> TASK DETAILS
Duplicate the stretch of records from the line containing "q8-item-4-line-1 bbox=[46, 373, 801, 393]" through the line containing "answer-blank[interactable] bbox=[708, 408, 762, 423]", including both of those lines.

Element region listings:
■ ■ ■

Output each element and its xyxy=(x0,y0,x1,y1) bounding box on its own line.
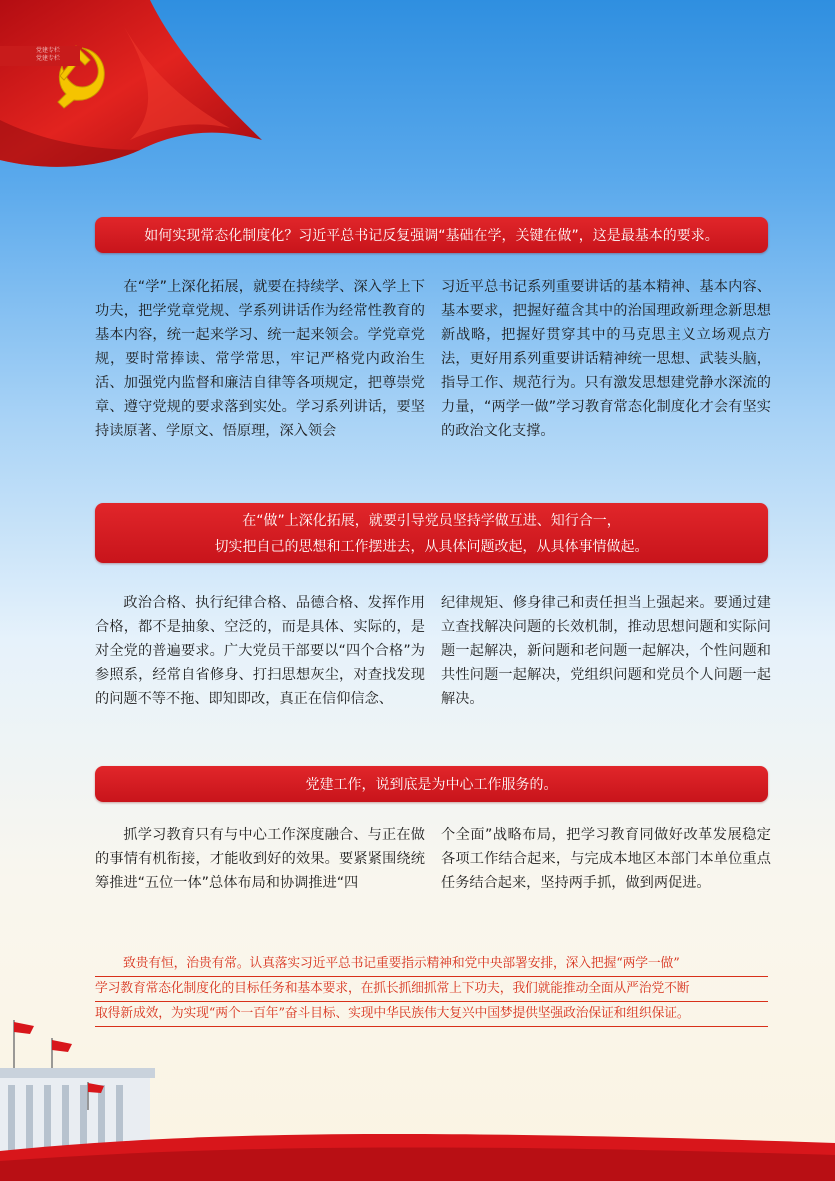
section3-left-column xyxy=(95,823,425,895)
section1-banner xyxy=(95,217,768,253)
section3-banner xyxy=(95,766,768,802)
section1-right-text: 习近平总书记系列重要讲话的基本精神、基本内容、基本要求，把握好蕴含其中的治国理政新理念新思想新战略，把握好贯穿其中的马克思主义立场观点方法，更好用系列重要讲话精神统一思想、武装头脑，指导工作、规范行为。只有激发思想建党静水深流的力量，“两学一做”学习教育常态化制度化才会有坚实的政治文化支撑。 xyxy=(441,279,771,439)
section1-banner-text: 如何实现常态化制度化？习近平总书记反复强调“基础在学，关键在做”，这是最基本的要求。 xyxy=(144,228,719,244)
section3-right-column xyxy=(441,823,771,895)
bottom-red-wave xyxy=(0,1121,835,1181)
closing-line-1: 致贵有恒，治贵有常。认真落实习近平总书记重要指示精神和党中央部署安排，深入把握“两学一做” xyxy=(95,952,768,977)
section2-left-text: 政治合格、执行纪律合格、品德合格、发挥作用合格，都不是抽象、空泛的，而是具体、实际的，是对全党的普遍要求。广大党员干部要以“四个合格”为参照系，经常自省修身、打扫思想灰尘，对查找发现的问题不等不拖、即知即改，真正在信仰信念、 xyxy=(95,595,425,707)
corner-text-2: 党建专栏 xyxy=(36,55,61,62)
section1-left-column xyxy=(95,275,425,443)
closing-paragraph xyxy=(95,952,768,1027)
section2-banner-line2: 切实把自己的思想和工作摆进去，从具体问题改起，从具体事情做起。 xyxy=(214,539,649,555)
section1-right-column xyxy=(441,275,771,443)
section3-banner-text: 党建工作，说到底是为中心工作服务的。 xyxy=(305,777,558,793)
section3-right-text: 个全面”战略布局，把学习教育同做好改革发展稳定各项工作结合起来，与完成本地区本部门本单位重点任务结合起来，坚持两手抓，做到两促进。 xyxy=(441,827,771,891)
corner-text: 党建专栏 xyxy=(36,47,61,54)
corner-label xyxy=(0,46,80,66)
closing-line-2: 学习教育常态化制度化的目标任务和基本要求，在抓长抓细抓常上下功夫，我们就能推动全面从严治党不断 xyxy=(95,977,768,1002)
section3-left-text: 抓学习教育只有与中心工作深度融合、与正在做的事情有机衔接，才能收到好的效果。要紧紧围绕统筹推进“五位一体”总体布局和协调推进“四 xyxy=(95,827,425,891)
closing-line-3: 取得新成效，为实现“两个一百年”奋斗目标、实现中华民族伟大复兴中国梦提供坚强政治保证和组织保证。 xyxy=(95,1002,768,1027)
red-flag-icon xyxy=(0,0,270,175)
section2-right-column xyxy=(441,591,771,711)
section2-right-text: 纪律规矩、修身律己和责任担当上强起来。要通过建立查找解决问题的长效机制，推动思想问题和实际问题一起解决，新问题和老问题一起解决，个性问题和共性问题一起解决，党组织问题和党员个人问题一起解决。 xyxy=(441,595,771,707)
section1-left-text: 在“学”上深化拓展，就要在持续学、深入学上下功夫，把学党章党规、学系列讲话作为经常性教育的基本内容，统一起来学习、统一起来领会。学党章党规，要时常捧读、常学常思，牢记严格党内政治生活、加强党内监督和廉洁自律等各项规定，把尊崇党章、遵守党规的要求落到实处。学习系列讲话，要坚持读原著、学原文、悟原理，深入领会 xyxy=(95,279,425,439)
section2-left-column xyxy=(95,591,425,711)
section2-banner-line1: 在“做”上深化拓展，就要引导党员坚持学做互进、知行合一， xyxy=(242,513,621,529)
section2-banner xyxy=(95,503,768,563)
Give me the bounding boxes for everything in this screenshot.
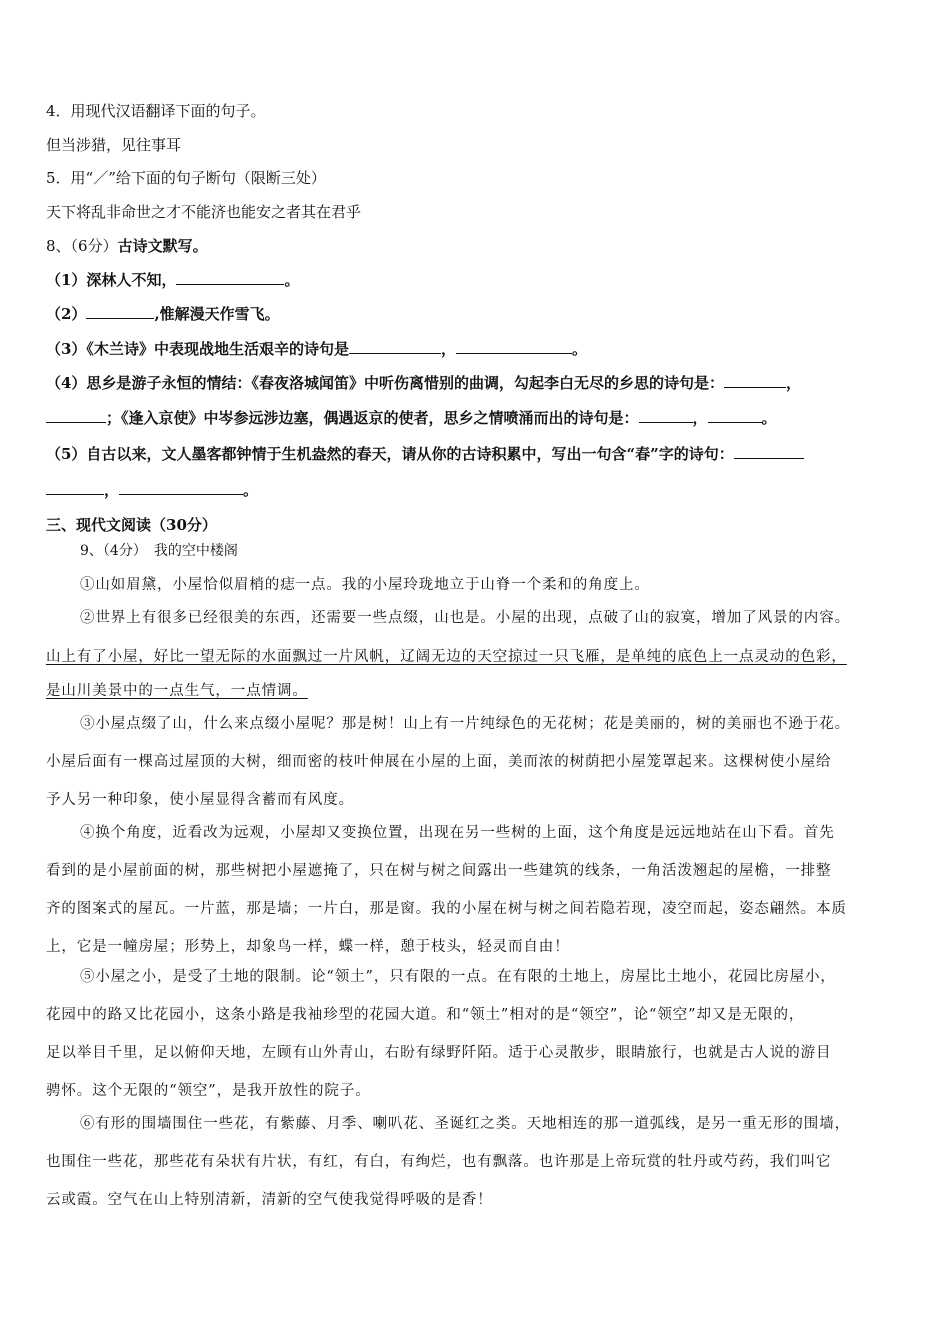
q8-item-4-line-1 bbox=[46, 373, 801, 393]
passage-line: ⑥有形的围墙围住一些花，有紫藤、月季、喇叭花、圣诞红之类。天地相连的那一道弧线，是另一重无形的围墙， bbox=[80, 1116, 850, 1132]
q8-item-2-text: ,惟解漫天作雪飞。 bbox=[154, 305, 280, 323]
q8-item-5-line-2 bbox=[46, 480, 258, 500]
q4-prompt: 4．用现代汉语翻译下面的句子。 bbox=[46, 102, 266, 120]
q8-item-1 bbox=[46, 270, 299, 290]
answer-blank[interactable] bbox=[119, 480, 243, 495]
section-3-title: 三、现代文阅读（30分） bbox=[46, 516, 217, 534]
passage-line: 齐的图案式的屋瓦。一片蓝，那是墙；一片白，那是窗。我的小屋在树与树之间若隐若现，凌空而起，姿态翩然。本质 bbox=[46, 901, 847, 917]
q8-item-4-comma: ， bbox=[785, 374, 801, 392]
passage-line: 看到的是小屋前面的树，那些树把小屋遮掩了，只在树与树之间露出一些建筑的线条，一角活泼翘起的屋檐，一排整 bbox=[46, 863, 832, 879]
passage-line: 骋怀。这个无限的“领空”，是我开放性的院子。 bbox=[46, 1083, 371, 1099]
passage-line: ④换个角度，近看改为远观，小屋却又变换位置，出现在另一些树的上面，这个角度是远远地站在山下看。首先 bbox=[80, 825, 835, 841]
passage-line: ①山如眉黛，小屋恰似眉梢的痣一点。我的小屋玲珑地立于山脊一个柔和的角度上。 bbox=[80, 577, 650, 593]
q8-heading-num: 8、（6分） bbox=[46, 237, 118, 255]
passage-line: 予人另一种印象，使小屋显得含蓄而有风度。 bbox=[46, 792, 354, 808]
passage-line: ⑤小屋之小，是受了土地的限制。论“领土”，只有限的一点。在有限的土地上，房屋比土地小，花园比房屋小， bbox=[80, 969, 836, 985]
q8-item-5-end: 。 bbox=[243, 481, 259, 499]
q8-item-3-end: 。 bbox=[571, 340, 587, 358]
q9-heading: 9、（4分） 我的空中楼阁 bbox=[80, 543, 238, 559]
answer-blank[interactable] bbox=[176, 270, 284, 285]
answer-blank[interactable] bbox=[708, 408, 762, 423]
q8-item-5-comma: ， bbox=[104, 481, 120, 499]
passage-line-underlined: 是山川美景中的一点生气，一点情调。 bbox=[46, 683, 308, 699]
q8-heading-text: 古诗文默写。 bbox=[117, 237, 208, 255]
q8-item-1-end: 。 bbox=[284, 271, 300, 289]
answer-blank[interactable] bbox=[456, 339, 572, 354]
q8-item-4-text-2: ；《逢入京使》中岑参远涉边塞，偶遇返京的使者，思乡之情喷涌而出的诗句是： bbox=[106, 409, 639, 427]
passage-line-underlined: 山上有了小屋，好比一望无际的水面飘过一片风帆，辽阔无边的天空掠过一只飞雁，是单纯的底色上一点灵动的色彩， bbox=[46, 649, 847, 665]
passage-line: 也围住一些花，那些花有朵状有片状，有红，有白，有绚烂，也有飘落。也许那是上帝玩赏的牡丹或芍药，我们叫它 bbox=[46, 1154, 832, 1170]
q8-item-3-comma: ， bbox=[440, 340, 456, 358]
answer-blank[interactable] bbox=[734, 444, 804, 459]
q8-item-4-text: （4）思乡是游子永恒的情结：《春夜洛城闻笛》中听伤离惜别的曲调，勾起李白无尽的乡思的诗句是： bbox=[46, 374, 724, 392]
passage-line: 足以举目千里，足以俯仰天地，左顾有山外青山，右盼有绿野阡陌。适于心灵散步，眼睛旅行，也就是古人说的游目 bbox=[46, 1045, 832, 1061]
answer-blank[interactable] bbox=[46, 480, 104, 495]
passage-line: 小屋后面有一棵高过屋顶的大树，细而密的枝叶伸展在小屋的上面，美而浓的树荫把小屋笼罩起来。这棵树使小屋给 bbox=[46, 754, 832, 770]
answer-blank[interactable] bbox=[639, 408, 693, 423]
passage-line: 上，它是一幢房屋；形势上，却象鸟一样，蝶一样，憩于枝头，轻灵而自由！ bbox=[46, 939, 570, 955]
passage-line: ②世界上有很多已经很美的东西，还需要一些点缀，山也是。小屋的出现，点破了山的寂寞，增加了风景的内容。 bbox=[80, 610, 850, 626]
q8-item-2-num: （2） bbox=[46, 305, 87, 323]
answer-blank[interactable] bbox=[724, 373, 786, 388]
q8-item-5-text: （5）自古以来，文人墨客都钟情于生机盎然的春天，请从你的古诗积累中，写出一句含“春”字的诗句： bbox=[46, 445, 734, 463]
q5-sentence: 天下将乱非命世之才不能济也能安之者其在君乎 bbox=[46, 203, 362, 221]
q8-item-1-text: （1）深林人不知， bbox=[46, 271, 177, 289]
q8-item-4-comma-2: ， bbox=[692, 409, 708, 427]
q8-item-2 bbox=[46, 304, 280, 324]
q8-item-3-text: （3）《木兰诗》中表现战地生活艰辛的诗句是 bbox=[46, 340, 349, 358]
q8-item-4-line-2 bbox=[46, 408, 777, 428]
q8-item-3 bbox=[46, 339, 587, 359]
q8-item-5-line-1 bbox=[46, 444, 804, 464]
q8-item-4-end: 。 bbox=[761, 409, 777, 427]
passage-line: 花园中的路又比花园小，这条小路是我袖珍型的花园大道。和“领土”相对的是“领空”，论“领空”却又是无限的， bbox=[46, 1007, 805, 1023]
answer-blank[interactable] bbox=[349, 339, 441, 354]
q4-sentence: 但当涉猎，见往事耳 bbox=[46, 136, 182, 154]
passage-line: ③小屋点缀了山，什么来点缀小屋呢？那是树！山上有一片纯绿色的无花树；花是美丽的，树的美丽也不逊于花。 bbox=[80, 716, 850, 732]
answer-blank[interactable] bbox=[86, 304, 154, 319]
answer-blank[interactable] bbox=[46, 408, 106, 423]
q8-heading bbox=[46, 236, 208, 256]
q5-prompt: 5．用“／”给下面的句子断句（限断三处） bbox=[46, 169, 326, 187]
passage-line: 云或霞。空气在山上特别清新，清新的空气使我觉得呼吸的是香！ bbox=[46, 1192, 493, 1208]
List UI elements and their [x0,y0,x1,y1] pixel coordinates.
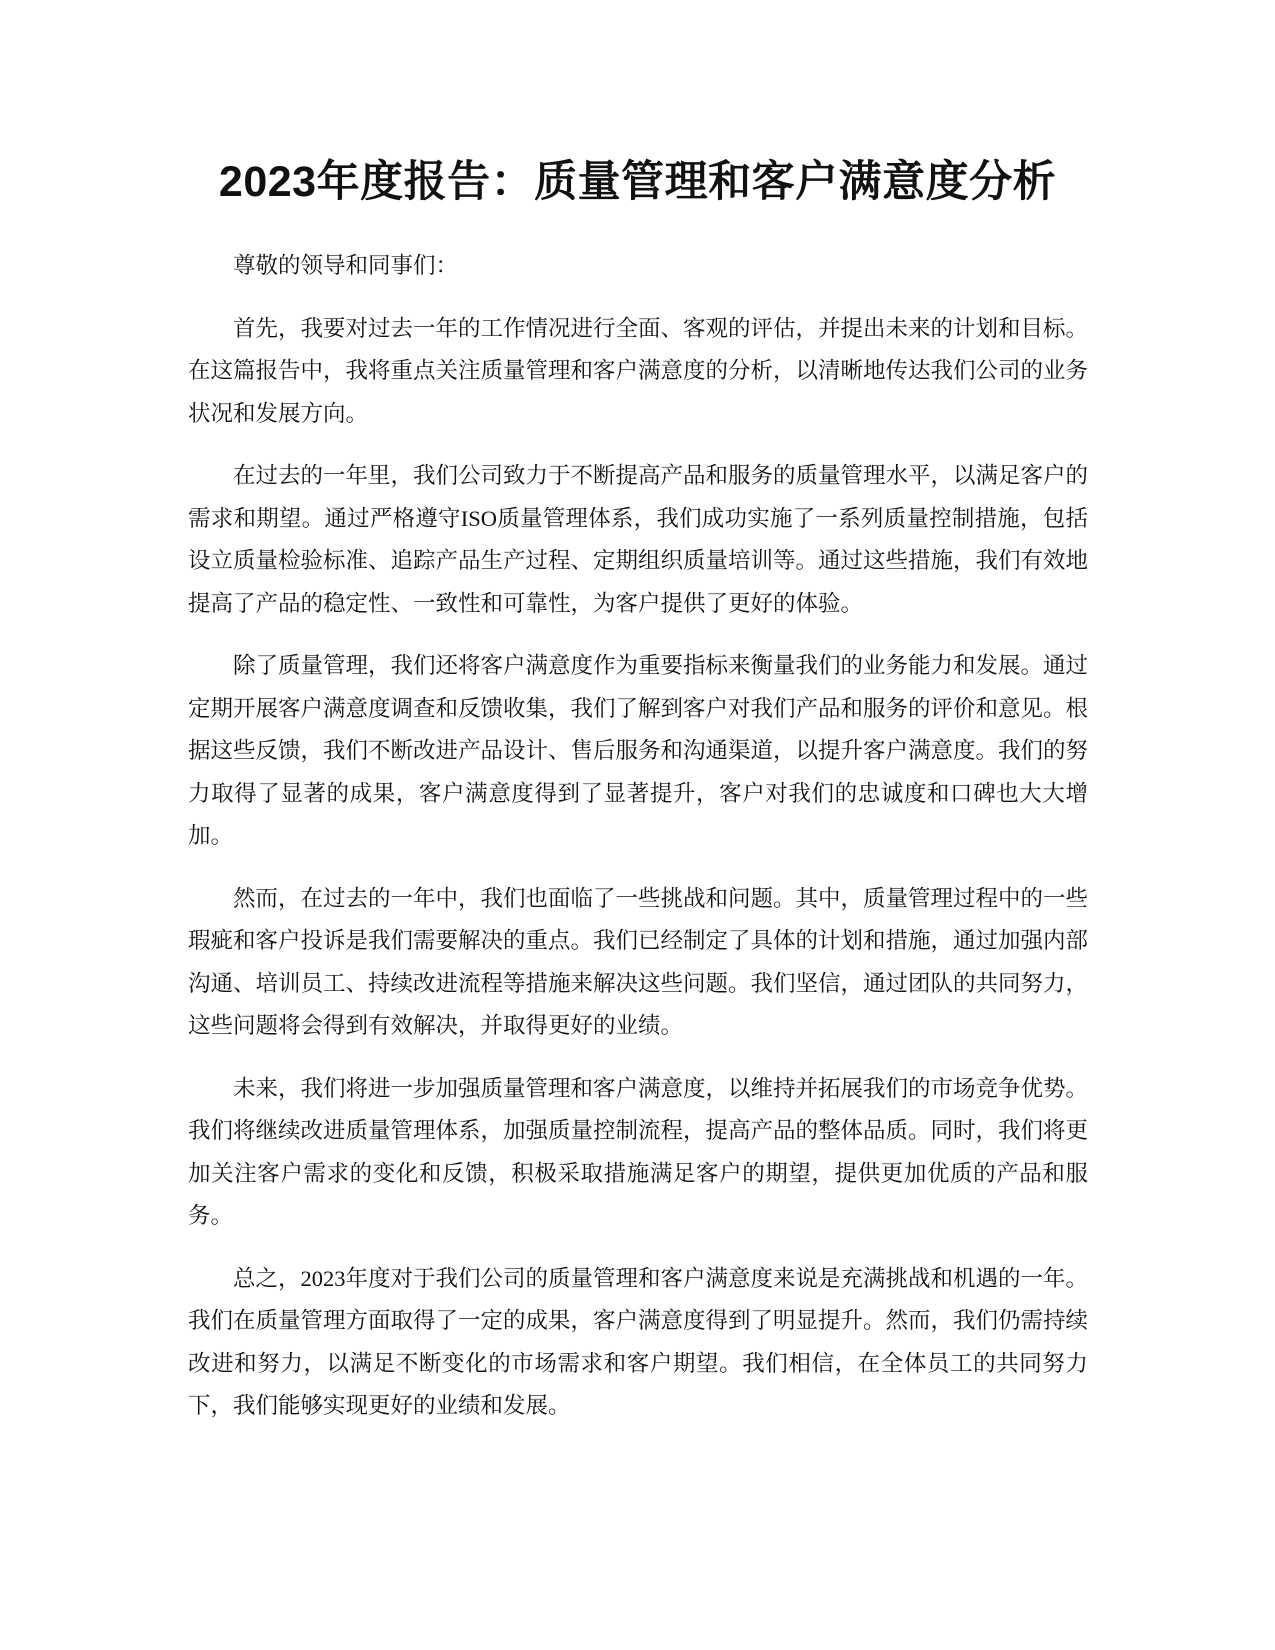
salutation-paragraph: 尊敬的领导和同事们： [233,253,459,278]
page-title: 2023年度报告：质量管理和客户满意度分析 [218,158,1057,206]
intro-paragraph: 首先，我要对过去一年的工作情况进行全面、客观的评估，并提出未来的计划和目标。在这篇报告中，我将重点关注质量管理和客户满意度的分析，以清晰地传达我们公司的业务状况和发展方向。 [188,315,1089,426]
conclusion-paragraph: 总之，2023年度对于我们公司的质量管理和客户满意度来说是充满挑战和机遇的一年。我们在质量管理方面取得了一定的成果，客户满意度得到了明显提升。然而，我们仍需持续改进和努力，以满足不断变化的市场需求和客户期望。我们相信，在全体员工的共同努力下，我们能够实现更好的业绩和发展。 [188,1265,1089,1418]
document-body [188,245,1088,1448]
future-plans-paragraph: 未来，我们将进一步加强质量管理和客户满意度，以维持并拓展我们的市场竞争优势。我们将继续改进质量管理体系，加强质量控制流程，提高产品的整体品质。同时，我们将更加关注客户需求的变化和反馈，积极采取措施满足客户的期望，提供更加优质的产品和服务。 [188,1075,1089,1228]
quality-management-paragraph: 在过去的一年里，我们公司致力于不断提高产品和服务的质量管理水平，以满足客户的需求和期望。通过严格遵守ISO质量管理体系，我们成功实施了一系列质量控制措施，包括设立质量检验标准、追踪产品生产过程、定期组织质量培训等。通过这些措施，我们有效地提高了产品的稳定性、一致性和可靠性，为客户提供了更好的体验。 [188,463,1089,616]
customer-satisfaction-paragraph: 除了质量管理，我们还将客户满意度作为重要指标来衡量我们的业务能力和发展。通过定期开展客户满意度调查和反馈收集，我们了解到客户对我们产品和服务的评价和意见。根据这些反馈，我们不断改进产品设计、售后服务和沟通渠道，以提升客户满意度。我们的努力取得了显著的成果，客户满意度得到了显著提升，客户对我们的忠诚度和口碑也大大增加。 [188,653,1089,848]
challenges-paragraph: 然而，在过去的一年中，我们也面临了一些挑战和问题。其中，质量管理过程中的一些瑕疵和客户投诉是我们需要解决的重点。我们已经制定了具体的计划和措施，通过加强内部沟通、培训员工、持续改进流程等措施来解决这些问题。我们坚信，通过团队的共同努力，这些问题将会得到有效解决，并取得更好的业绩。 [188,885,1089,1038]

■ ■ ■

> PROBLEM SOLUTION
q8-item-4-line-1 bbox=[46, 373, 801, 393]
passage-line: ⑥有形的围墙围住一些花，有紫藤、月季、喇叭花、圣诞红之类。天地相连的那一道弧线，是另一重无形的围墙， bbox=[80, 1116, 850, 1132]
q8-item-2-text: ,惟解漫天作雪飞。 bbox=[154, 305, 280, 323]
q8-item-5-line-2 bbox=[46, 480, 258, 500]
q4-prompt: 4．用现代汉语翻译下面的句子。 bbox=[46, 102, 266, 120]
q8-item-1 bbox=[46, 270, 299, 290]
answer-blank[interactable] bbox=[119, 480, 243, 495]
section-3-title: 三、现代文阅读（30分） bbox=[46, 516, 217, 534]
passage-line: 齐的图案式的屋瓦。一片蓝，那是墙；一片白，那是窗。我的小屋在树与树之间若隐若现，凌空而起，姿态翩然。本质 bbox=[46, 901, 847, 917]
q8-item-4-comma: ， bbox=[785, 374, 801, 392]
passage-line: 看到的是小屋前面的树，那些树把小屋遮掩了，只在树与树之间露出一些建筑的线条，一角活泼翘起的屋檐，一排整 bbox=[46, 863, 832, 879]
passage-line: 骋怀。这个无限的“领空”，是我开放性的院子。 bbox=[46, 1083, 371, 1099]
passage-line: ④换个角度，近看改为远观，小屋却又变换位置，出现在另一些树的上面，这个角度是远远地站在山下看。首先 bbox=[80, 825, 835, 841]
passage-line: ①山如眉黛，小屋恰似眉梢的痣一点。我的小屋玲珑地立于山脊一个柔和的角度上。 bbox=[80, 577, 650, 593]
q8-heading-num: 8、（6分） bbox=[46, 237, 118, 255]
passage-line: 予人另一种印象，使小屋显得含蓄而有风度。 bbox=[46, 792, 354, 808]
passage-line: ⑤小屋之小，是受了土地的限制。论“领土”，只有限的一点。在有限的土地上，房屋比土地小，花园比房屋小， bbox=[80, 969, 836, 985]
q8-item-5-end: 。 bbox=[243, 481, 259, 499]
q8-item-3-end: 。 bbox=[571, 340, 587, 358]
q9-heading: 9、（4分） 我的空中楼阁 bbox=[80, 543, 238, 559]
answer-blank[interactable] bbox=[176, 270, 284, 285]
answer-blank[interactable] bbox=[708, 408, 762, 423]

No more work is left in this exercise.